• MATERIAL TO PROCESS
/---

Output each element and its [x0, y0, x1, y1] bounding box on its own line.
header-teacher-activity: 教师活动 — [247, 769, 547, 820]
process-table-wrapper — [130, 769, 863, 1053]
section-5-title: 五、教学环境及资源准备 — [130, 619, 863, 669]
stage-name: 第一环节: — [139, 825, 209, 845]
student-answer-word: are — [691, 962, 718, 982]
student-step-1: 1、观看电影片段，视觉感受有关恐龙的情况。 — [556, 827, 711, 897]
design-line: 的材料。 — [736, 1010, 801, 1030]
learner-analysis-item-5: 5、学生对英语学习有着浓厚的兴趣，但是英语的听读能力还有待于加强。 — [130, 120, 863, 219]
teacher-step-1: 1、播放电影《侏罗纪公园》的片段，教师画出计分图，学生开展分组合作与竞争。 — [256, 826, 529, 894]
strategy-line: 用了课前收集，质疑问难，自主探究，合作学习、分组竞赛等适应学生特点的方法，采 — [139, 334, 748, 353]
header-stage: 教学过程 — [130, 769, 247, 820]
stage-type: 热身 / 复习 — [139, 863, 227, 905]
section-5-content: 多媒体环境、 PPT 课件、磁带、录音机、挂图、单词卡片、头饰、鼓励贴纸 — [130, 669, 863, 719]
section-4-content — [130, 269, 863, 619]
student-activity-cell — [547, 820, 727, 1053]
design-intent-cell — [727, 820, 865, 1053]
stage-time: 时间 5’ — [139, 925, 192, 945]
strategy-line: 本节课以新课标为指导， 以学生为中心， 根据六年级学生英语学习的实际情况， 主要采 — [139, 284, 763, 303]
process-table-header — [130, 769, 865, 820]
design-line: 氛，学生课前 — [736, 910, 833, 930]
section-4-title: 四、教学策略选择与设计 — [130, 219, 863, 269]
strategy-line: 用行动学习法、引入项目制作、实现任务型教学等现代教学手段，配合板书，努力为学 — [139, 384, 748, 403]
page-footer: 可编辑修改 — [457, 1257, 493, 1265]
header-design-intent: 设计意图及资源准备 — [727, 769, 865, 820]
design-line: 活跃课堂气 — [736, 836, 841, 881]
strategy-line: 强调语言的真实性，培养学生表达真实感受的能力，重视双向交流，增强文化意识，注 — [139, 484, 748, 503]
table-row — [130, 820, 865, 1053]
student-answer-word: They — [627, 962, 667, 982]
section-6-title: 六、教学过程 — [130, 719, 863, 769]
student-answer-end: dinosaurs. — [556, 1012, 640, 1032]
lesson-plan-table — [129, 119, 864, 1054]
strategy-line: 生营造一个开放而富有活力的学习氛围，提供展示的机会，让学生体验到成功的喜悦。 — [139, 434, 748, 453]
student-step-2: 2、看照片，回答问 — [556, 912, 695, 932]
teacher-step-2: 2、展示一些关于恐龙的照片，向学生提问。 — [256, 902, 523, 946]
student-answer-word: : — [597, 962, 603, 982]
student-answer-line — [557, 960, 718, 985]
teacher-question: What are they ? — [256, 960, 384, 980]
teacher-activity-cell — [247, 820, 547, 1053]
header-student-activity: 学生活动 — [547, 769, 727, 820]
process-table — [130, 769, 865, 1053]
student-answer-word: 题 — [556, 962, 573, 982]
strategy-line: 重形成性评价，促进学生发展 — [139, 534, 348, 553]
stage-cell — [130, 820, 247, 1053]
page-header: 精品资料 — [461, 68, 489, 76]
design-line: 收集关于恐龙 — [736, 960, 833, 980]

\---

• THE PROBLEM
Copy every row above again, word for word and in the same order, changing nothing.

• TASK RESPONSE
Output each element and its [x0, y0, x1, y1] bounding box on its own line.
header-teacher-activity: 教师活动 — [247, 769, 547, 820]
process-table-wrapper — [130, 769, 863, 1053]
section-5-title: 五、教学环境及资源准备 — [130, 619, 863, 669]
stage-name: 第一环节: — [139, 825, 209, 845]
student-answer-word: are — [691, 962, 718, 982]
student-step-1: 1、观看电影片段，视觉感受有关恐龙的情况。 — [556, 827, 711, 897]
design-line: 的材料。 — [736, 1010, 801, 1030]
learner-analysis-item-5: 5、学生对英语学习有着浓厚的兴趣，但是英语的听读能力还有待于加强。 — [130, 120, 863, 219]
teacher-step-1: 1、播放电影《侏罗纪公园》的片段，教师画出计分图，学生开展分组合作与竞争。 — [256, 826, 529, 894]
strategy-line: 用了课前收集，质疑问难，自主探究，合作学习、分组竞赛等适应学生特点的方法，采 — [139, 334, 748, 353]
header-stage: 教学过程 — [130, 769, 247, 820]
stage-type: 热身 / 复习 — [139, 863, 227, 905]
section-5-content: 多媒体环境、 PPT 课件、磁带、录音机、挂图、单词卡片、头饰、鼓励贴纸 — [130, 669, 863, 719]
section-4-content — [130, 269, 863, 619]
student-activity-cell — [547, 820, 727, 1053]
design-intent-cell — [727, 820, 865, 1053]
stage-time: 时间 5’ — [139, 925, 192, 945]
strategy-line: 本节课以新课标为指导， 以学生为中心， 根据六年级学生英语学习的实际情况， 主要采 — [139, 284, 763, 303]
process-table-header — [130, 769, 865, 820]
design-line: 氛，学生课前 — [736, 910, 833, 930]
section-4-title: 四、教学策略选择与设计 — [130, 219, 863, 269]
strategy-line: 用行动学习法、引入项目制作、实现任务型教学等现代教学手段，配合板书，努力为学 — [139, 384, 748, 403]
page-footer: 可编辑修改 — [457, 1257, 493, 1265]
header-design-intent: 设计意图及资源准备 — [727, 769, 865, 820]
design-line: 活跃课堂气 — [736, 836, 841, 881]
strategy-line: 强调语言的真实性，培养学生表达真实感受的能力，重视双向交流，增强文化意识，注 — [139, 484, 748, 503]
table-row — [130, 820, 865, 1053]
student-answer-word: They — [627, 962, 667, 982]
section-6-title: 六、教学过程 — [130, 719, 863, 769]
student-answer-end: dinosaurs. — [556, 1012, 640, 1032]
lesson-plan-table — [129, 119, 864, 1054]
strategy-line: 生营造一个开放而富有活力的学习氛围，提供展示的机会，让学生体验到成功的喜悦。 — [139, 434, 748, 453]
student-step-2: 2、看照片，回答问 — [556, 912, 695, 932]
teacher-step-2: 2、展示一些关于恐龙的照片，向学生提问。 — [256, 902, 523, 946]
student-answer-word: : — [597, 962, 603, 982]
student-answer-line — [557, 960, 718, 985]
teacher-question: What are they ? — [256, 960, 384, 980]
teacher-activity-cell — [247, 820, 547, 1053]
header-student-activity: 学生活动 — [547, 769, 727, 820]
process-table — [130, 769, 865, 1053]
student-answer-word: 题 — [556, 962, 573, 982]
strategy-line: 重形成性评价，促进学生发展 — [139, 534, 348, 553]
stage-cell — [130, 820, 247, 1053]
page-header: 精品资料 — [461, 68, 489, 76]
design-line: 收集关于恐龙 — [736, 960, 833, 980]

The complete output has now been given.